STATED TASK:
For this exercise, copy out each line of the material below that includes "sistemov".

++++ RECORDED INFORMATION ++++

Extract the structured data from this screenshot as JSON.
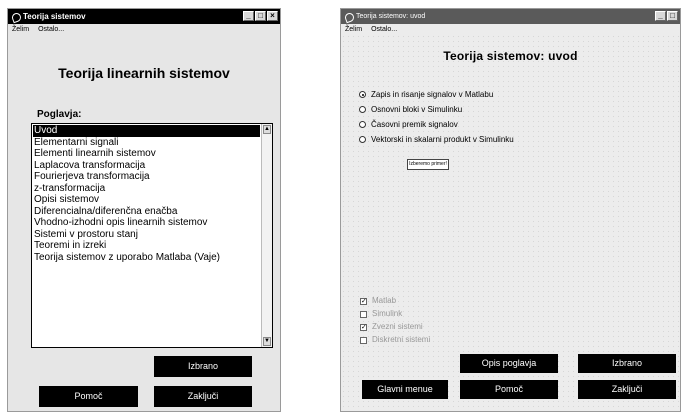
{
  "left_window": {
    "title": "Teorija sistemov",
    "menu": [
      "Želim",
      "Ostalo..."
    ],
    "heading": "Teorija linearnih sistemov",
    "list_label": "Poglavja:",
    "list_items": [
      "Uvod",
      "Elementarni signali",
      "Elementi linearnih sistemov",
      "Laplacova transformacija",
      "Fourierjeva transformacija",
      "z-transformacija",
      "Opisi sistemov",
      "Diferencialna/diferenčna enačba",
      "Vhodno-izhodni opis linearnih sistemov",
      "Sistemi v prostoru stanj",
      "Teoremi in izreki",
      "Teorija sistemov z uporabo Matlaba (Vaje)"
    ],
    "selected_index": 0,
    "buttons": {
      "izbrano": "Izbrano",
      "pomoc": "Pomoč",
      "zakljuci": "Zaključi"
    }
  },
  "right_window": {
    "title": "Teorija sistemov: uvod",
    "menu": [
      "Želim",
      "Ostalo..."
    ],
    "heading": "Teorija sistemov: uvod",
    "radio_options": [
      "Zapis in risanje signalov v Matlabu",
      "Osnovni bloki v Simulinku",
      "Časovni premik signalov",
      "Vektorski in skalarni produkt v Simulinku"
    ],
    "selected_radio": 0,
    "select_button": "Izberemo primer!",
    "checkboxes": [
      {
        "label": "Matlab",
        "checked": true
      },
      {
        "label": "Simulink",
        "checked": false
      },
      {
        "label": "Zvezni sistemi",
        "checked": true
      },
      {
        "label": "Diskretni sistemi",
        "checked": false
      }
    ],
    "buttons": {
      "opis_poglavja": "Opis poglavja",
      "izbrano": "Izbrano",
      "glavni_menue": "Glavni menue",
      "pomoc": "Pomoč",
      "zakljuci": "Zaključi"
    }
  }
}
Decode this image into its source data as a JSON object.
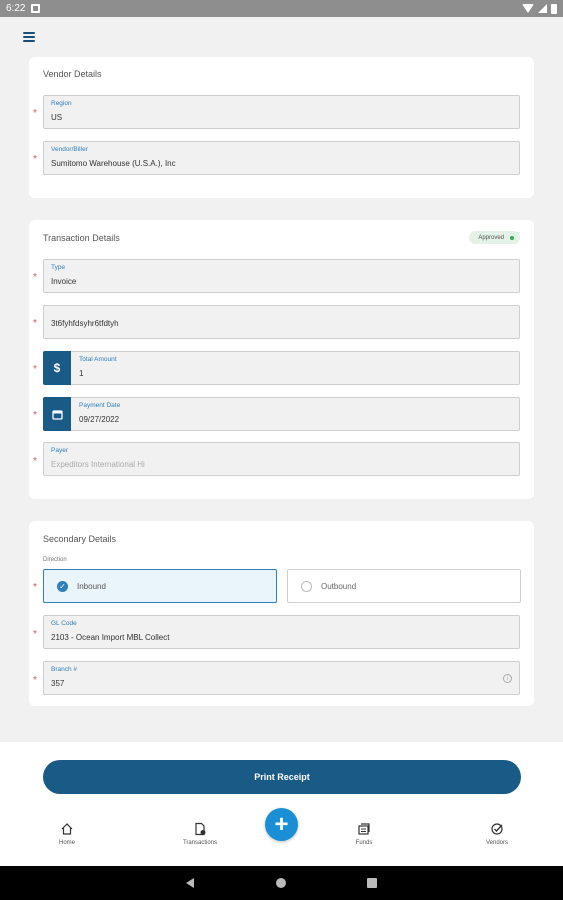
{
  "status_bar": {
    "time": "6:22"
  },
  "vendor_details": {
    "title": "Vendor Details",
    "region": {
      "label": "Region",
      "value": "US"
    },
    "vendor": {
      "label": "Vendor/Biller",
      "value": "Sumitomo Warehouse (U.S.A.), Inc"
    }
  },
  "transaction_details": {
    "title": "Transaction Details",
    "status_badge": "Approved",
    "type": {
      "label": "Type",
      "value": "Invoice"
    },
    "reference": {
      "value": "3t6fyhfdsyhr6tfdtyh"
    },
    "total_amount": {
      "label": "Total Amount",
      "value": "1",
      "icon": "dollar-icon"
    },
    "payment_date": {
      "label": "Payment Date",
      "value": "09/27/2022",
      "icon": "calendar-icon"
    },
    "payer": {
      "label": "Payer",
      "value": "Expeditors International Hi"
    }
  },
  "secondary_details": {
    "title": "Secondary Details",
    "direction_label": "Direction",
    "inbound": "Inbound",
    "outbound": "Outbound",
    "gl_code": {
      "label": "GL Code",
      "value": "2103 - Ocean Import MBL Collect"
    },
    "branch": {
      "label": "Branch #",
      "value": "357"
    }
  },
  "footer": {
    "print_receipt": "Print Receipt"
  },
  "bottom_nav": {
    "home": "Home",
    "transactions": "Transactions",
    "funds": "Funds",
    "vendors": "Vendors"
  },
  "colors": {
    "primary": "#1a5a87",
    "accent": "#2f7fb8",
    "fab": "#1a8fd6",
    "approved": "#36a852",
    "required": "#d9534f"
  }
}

++++
++++ RECORDED INFORMATION ++++

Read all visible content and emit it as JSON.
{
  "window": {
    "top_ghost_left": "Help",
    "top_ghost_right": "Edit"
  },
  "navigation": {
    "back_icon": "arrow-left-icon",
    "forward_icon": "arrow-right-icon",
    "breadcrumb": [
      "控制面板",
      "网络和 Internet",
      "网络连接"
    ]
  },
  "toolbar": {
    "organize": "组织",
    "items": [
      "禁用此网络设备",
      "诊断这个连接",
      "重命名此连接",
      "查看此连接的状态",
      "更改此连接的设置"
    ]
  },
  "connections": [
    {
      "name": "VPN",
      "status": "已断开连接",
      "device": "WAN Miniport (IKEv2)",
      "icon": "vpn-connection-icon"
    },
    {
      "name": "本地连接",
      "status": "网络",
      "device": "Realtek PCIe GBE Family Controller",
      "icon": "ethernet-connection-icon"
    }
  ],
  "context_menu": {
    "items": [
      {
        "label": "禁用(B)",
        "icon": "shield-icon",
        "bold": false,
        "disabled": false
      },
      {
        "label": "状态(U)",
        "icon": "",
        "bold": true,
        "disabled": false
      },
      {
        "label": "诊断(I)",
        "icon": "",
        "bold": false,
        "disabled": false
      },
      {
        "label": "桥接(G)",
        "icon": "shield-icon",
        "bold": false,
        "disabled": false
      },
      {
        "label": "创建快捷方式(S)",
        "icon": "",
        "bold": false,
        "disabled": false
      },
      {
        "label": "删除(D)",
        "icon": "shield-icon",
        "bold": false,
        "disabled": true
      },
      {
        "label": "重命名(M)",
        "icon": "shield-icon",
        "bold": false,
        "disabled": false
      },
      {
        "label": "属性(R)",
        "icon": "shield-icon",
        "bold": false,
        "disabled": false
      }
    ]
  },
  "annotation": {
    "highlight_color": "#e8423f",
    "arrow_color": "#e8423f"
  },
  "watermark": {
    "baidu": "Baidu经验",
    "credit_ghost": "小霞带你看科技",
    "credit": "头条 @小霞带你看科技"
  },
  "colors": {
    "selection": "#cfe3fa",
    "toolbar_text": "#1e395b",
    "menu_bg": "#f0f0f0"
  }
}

++++

WRITTEN REPLY:
    "title": "Teorija sistemov",
    "heading": "Teorija linearnih sistemov",
      "Elementi linearnih sistemov",
      "Opisi sistemov",
      "Vhodno-izhodni opis linearnih sistemov",
      "Teorija sistemov z uporabo Matlaba (Vaje)"
    "title": "Teorija sistemov: uvod",
    "heading": "Teorija sistemov: uvod",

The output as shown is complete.